VIENNA,
April 1 (Islamonline.net & News Agencies) - The International Atomic
Energy Agency (IAEA) stressed Tuesday, April 1, that it and not the
United States, was responsible for checking that Iraq did not possess
any atomic weapons.
"The
IAEA is the sole body with legal authority to verify Iraq's nuclear
disarmament," IAEA Director-General Mohamed ElBaradei said in a
statement.
"The
world has learned over three decades that only through impartial,
international inspections can credibility be generated. Iraq is no
exception to that requirement," he asserted.
ElBaradei's
comments came after the Washington Post said the U.S. had set up
special military units to seek out the alleged weapons of mass
destruction it accuses Iraq of developing, reported Agence France-Presse
(AFP).
"The
Bush administration is determined to conduct the weapons hunt without
the U.N. agencies that hold Security Council mandates for the job.
"Administration
officials distrust the United Nations Monitoring, Verification and
Inspection Commission (UNMOVIC) and the IAEA," the paper said,
quoting "disarmament planners" who are also "negotiating
contracts with private companies for some of the work".
"White
House officials have backed Defense Department efforts to create a
substitute organization for UNMOVIC and the Vienna-based IAEA," the
report continued, adding that the State Department feared their moves
would be opposed by other members of the U.N. Security Council.
Hans
Blix, the head of the UNMOVIC, said on Saturday that Washington and
London were trying to recruit his inspectors to work on a unilateral
weapons search program.
"They
have turned to some people who currently work for us and asked them to
come down and help. These are our people who come from countries that
are engaged in the conflict down there," Blix stressed.
The
inspection teams led by ElBaradei and Blix were evacuated from Iraq two
days before the U.S.-British invasion of Iraq, less than four months
into the verification mission the United Nations Security Council had
asked them to undertake.
ElBaradei,
who on March 7 said U.N. experts had found no sign of any prohibited
nuclear activity at any inspected site in Iraq, asserted Tuesday that
inspection teams hoped to continue their work once the war was over.
"The
IAEA mandate in Iraq is still valid and has not changed," he said.
"Our operation is interrupted because of hostilities.
"We
had made good progress since resuming inspections in Iraq in November
and we stand ready, subject to Security Council guidance, to resume our
work after the war and to provide the ongoing assurances sought by the
Security Council that Iraq has no nuclear weapons program."
"Impartial
and independent verification is at the core of international efforts
over the last 30 years to underpin the non-proliferation of nuclear
weapons," he said, adding that IAEA inspectors had not yet been
approached by Washington to work for the United States.

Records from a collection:
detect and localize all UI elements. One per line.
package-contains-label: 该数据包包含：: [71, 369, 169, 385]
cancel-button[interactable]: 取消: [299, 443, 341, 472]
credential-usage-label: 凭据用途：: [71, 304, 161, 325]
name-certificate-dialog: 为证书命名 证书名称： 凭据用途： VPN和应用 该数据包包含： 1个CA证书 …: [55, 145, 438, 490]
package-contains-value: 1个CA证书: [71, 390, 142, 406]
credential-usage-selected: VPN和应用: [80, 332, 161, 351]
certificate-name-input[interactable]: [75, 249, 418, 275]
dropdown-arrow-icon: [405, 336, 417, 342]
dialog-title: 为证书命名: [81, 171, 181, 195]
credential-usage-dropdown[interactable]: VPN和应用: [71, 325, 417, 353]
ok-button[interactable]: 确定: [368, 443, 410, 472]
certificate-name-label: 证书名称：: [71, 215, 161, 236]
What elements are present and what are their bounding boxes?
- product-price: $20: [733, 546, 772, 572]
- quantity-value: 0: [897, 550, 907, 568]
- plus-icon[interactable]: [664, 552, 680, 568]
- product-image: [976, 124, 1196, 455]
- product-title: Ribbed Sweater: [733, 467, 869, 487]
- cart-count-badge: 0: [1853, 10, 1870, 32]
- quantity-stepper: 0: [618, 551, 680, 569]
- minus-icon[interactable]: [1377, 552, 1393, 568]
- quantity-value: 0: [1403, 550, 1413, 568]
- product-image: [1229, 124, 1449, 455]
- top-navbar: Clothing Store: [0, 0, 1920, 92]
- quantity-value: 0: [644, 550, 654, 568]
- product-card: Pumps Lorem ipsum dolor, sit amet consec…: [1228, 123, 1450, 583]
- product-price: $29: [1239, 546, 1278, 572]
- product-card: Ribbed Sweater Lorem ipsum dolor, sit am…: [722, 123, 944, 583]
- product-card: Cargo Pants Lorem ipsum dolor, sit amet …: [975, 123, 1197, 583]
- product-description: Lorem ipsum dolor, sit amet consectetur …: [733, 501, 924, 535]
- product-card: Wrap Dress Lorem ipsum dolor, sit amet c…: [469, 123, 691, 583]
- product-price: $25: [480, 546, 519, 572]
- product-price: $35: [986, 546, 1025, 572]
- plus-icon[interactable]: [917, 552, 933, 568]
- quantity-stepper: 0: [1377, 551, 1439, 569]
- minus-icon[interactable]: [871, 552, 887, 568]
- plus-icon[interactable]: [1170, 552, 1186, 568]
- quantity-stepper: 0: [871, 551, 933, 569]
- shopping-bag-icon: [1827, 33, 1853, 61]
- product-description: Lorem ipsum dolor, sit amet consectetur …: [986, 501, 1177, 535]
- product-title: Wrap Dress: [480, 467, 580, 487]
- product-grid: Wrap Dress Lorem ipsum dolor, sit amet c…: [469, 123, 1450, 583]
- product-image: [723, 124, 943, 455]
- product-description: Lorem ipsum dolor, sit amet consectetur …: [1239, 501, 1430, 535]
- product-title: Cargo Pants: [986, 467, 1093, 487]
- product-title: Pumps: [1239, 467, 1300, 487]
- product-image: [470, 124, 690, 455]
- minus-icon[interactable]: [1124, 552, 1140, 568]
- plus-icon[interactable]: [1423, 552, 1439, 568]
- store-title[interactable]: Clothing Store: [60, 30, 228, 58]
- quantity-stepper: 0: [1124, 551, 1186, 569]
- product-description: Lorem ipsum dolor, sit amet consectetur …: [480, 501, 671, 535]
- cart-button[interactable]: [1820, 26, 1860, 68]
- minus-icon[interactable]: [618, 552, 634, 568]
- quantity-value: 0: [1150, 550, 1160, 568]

**Work order 1**: Return the part of the IAEA article between "ElBaradei's" and "for the job.", inclusive.
**Work order 2**:
Answer these questions from the IAEA article:
(a) Which newspaper reported that the U.S. had set up special military units to search for weapons?
(b) How many days before the U.S.-British invasion were the inspection teams evacuated from Iraq?
(c) On what date did ElBaradei say U.N. experts had found no sign of prohibited nuclear activity at any inspected site?

**Answer box 1**:
ElBaradei's
comments came after the Washington Post said the U.S. had set up
special military units to seek out the alleged weapons of mass
destruction it accuses Iraq of developing, reported Agence France-Presse
(AFP).
"The
Bush administration is determined to conduct the weapons hunt without
the U.N. agencies that hold Security Council mandates for the job.

**Answer box 2**:
(a) The Washington Post
(b) Two days
(c) March 7